Information provided:
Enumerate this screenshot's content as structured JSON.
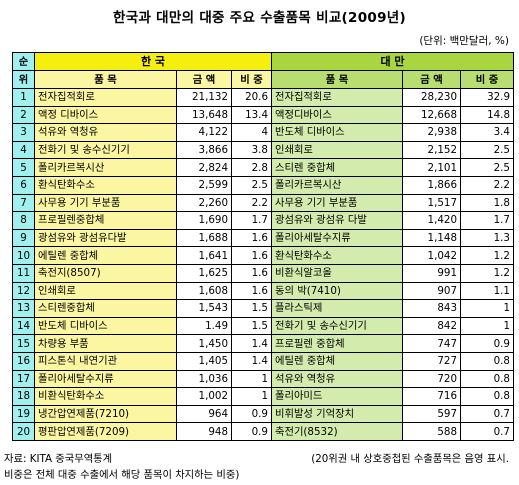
{
  "title": "한국과 대만의 대중 주요 수출품목 비교(2009년)",
  "unit": "(단위: 백만달러, %)",
  "headers": {
    "no_top": "순",
    "no_bottom": "위",
    "korea": "한 국",
    "taiwan": "대 만",
    "item": "품 목",
    "amount": "금 액",
    "share": "비 중"
  },
  "rows": [
    {
      "no": "1",
      "kr_item": "전자집적회로",
      "kr_amount": "21,132",
      "kr_share": "20.6",
      "tw_item": "전자집적회로",
      "tw_amount": "28,230",
      "tw_share": "32.9"
    },
    {
      "no": "2",
      "kr_item": "액정 디바이스",
      "kr_amount": "13,648",
      "kr_share": "13.4",
      "tw_item": "액정디바이스",
      "tw_amount": "12,668",
      "tw_share": "14.8"
    },
    {
      "no": "3",
      "kr_item": "석유와 역청유",
      "kr_amount": "4,122",
      "kr_share": "4",
      "tw_item": "반도체 디바이스",
      "tw_amount": "2,938",
      "tw_share": "3.4"
    },
    {
      "no": "4",
      "kr_item": "전화기 및 송수신기기",
      "kr_amount": "3,866",
      "kr_share": "3.8",
      "tw_item": "인쇄회로",
      "tw_amount": "2,152",
      "tw_share": "2.5"
    },
    {
      "no": "5",
      "kr_item": "폴리카르복시산",
      "kr_amount": "2,824",
      "kr_share": "2.8",
      "tw_item": "스티렌 중합체",
      "tw_amount": "2,101",
      "tw_share": "2.5"
    },
    {
      "no": "6",
      "kr_item": "환식탄화수소",
      "kr_amount": "2,599",
      "kr_share": "2.5",
      "tw_item": "폴리카르복시산",
      "tw_amount": "1,866",
      "tw_share": "2.2"
    },
    {
      "no": "7",
      "kr_item": "사무용 기기 부분품",
      "kr_amount": "2,260",
      "kr_share": "2.2",
      "tw_item": "사무용 기기 부분품",
      "tw_amount": "1,517",
      "tw_share": "1.8"
    },
    {
      "no": "8",
      "kr_item": "프로필렌중합체",
      "kr_amount": "1,690",
      "kr_share": "1.7",
      "tw_item": "광섬유와 광섬유 다발",
      "tw_amount": "1,420",
      "tw_share": "1.7"
    },
    {
      "no": "9",
      "kr_item": "광섬유와 광섬유다발",
      "kr_amount": "1,688",
      "kr_share": "1.6",
      "tw_item": "폴리아세탈수지류",
      "tw_amount": "1,148",
      "tw_share": "1.3"
    },
    {
      "no": "10",
      "kr_item": "에틸렌 중합체",
      "kr_amount": "1,641",
      "kr_share": "1.6",
      "tw_item": "환식탄화수소",
      "tw_amount": "1,042",
      "tw_share": "1.2"
    },
    {
      "no": "11",
      "kr_item": "축전지(8507)",
      "kr_amount": "1,625",
      "kr_share": "1.6",
      "tw_item": "비환식알코올",
      "tw_amount": "991",
      "tw_share": "1.2"
    },
    {
      "no": "12",
      "kr_item": "인쇄회로",
      "kr_amount": "1,608",
      "kr_share": "1.6",
      "tw_item": "동의 박(7410)",
      "tw_amount": "907",
      "tw_share": "1.1"
    },
    {
      "no": "13",
      "kr_item": "스티렌중합체",
      "kr_amount": "1,543",
      "kr_share": "1.5",
      "tw_item": "플라스틱제",
      "tw_amount": "843",
      "tw_share": "1"
    },
    {
      "no": "14",
      "kr_item": "반도체 디바이스",
      "kr_amount": "1.49",
      "kr_share": "1.5",
      "tw_item": "전화기 및 송수신기기",
      "tw_amount": "842",
      "tw_share": "1"
    },
    {
      "no": "15",
      "kr_item": "차량용 부품",
      "kr_amount": "1,450",
      "kr_share": "1.4",
      "tw_item": "프로필렌 중합체",
      "tw_amount": "747",
      "tw_share": "0.9"
    },
    {
      "no": "16",
      "kr_item": "피스톤식 내연기관",
      "kr_amount": "1,405",
      "kr_share": "1.4",
      "tw_item": "에틸렌 중합체",
      "tw_amount": "727",
      "tw_share": "0.8"
    },
    {
      "no": "17",
      "kr_item": "폴리아세탈수지류",
      "kr_amount": "1,036",
      "kr_share": "1",
      "tw_item": "석유와 역청유",
      "tw_amount": "720",
      "tw_share": "0.8"
    },
    {
      "no": "18",
      "kr_item": "비환식탄화수소",
      "kr_amount": "1,002",
      "kr_share": "1",
      "tw_item": "폴리아미드",
      "tw_amount": "716",
      "tw_share": "0.8"
    },
    {
      "no": "19",
      "kr_item": "냉간압연제품(7210)",
      "kr_amount": "964",
      "kr_share": "0.9",
      "tw_item": "비휘발성 기억장치",
      "tw_amount": "597",
      "tw_share": "0.7"
    },
    {
      "no": "20",
      "kr_item": "평판압연제품(7209)",
      "kr_amount": "948",
      "kr_share": "0.9",
      "tw_item": "축전기(8532)",
      "tw_amount": "588",
      "tw_share": "0.7"
    }
  ],
  "source": "자료: KITA 중국무역통계",
  "note": "(20위권 내 상호중첩된 수출품목은 음영 표시.",
  "definition": "비중은 전체 대중 수출에서 해당 품목이 차지하는 비중)",
  "colors": {
    "cyan": "#9ff0ef",
    "yellow_header": "#f5ef10",
    "yellow_light": "#fbf6a2",
    "green_header": "#a8d540",
    "green_light": "#d3ebad"
  }
}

Task statement: From the entries above, output every line exactly and omit any image.

Exercise result:
Enumerate this screenshot's content as structured JSON.
{
  "title": "한국과 대만의 대중 주요 수출품목 비교(2009년)",
  "unit": "(단위: 백만달러, %)",
  "headers": {
    "no_top": "순",
    "no_bottom": "위",
    "korea": "한 국",
    "taiwan": "대 만",
    "item": "품 목",
    "amount": "금 액",
    "share": "비 중"
  },
  "rows": [
    {
      "no": "1",
      "kr_item": "전자집적회로",
      "kr_amount": "21,132",
      "kr_share": "20.6",
      "tw_item": "전자집적회로",
      "tw_amount": "28,230",
      "tw_share": "32.9"
    },
    {
      "no": "2",
      "kr_item": "액정 디바이스",
      "kr_amount": "13,648",
      "kr_share": "13.4",
      "tw_item": "액정디바이스",
      "tw_amount": "12,668",
      "tw_share": "14.8"
    },
    {
      "no": "3",
      "kr_item": "석유와 역청유",
      "kr_amount": "4,122",
      "kr_share": "4",
      "tw_item": "반도체 디바이스",
      "tw_amount": "2,938",
      "tw_share": "3.4"
    },
    {
      "no": "4",
      "kr_item": "전화기 및 송수신기기",
      "kr_amount": "3,866",
      "kr_share": "3.8",
      "tw_item": "인쇄회로",
      "tw_amount": "2,152",
      "tw_share": "2.5"
    },
    {
      "no": "5",
      "kr_item": "폴리카르복시산",
      "kr_amount": "2,824",
      "kr_share": "2.8",
      "tw_item": "스티렌 중합체",
      "tw_amount": "2,101",
      "tw_share": "2.5"
    },
    {
      "no": "6",
      "kr_item": "환식탄화수소",
      "kr_amount": "2,599",
      "kr_share": "2.5",
      "tw_item": "폴리카르복시산",
      "tw_amount": "1,866",
      "tw_share": "2.2"
    },
    {
      "no": "7",
      "kr_item": "사무용 기기 부분품",
      "kr_amount": "2,260",
      "kr_share": "2.2",
      "tw_item": "사무용 기기 부분품",
      "tw_amount": "1,517",
      "tw_share": "1.8"
    },
    {
      "no": "8",
      "kr_item": "프로필렌중합체",
      "kr_amount": "1,690",
      "kr_share": "1.7",
      "tw_item": "광섬유와 광섬유 다발",
      "tw_amount": "1,420",
      "tw_share": "1.7"
    },
    {
      "no": "9",
      "kr_item": "광섬유와 광섬유다발",
      "kr_amount": "1,688",
      "kr_share": "1.6",
      "tw_item": "폴리아세탈수지류",
      "tw_amount": "1,148",
      "tw_share": "1.3"
    },
    {
      "no": "10",
      "kr_item": "에틸렌 중합체",
      "kr_amount": "1,641",
      "kr_share": "1.6",
      "tw_item": "환식탄화수소",
      "tw_amount": "1,042",
      "tw_share": "1.2"
    },
    {
      "no": "11",
      "kr_item": "축전지(8507)",
      "kr_amount": "1,625",
      "kr_share": "1.6",
      "tw_item": "비환식알코올",
      "tw_amount": "991",
      "tw_share": "1.2"
    },
    {
      "no": "12",
      "kr_item": "인쇄회로",
      "kr_amount": "1,608",
      "kr_share": "1.6",
      "tw_item": "동의 박(7410)",
      "tw_amount": "907",
      "tw_share": "1.1"
    },
    {
      "no": "13",
      "kr_item": "스티렌중합체",
      "kr_amount": "1,543",
      "kr_share": "1.5",
      "tw_item": "플라스틱제",
      "tw_amount": "843",
      "tw_share": "1"
    },
    {
      "no": "14",
      "kr_item": "반도체 디바이스",
      "kr_amount": "1.49",
      "kr_share": "1.5",
      "tw_item": "전화기 및 송수신기기",
      "tw_amount": "842",
      "tw_share": "1"
    },
    {
      "no": "15",
      "kr_item": "차량용 부품",
      "kr_amount": "1,450",
      "kr_share": "1.4",
      "tw_item": "프로필렌 중합체",
      "tw_amount": "747",
      "tw_share": "0.9"
    },
    {
      "no": "16",
      "kr_item": "피스톤식 내연기관",
      "kr_amount": "1,405",
      "kr_share": "1.4",
      "tw_item": "에틸렌 중합체",
      "tw_amount": "727",
      "tw_share": "0.8"
    },
    {
      "no": "17",
      "kr_item": "폴리아세탈수지류",
      "kr_amount": "1,036",
      "kr_share": "1",
      "tw_item": "석유와 역청유",
      "tw_amount": "720",
      "tw_share": "0.8"
    },
    {
      "no": "18",
      "kr_item": "비환식탄화수소",
      "kr_amount": "1,002",
      "kr_share": "1",
      "tw_item": "폴리아미드",
      "tw_amount": "716",
      "tw_share": "0.8"
    },
    {
      "no": "19",
      "kr_item": "냉간압연제품(7210)",
      "kr_amount": "964",
      "kr_share": "0.9",
      "tw_item": "비휘발성 기억장치",
      "tw_amount": "597",
      "tw_share": "0.7"
    },
    {
      "no": "20",
      "kr_item": "평판압연제품(7209)",
      "kr_amount": "948",
      "kr_share": "0.9",
      "tw_item": "축전기(8532)",
      "tw_amount": "588",
      "tw_share": "0.7"
    }
  ],
  "source": "자료: KITA 중국무역통계",
  "note": "(20위권 내 상호중첩된 수출품목은 음영 표시.",
  "definition": "비중은 전체 대중 수출에서 해당 품목이 차지하는 비중)",
  "colors": {
    "cyan": "#9ff0ef",
    "yellow_header": "#f5ef10",
    "yellow_light": "#fbf6a2",
    "green_header": "#a8d540",
    "green_light": "#d3ebad"
  }
}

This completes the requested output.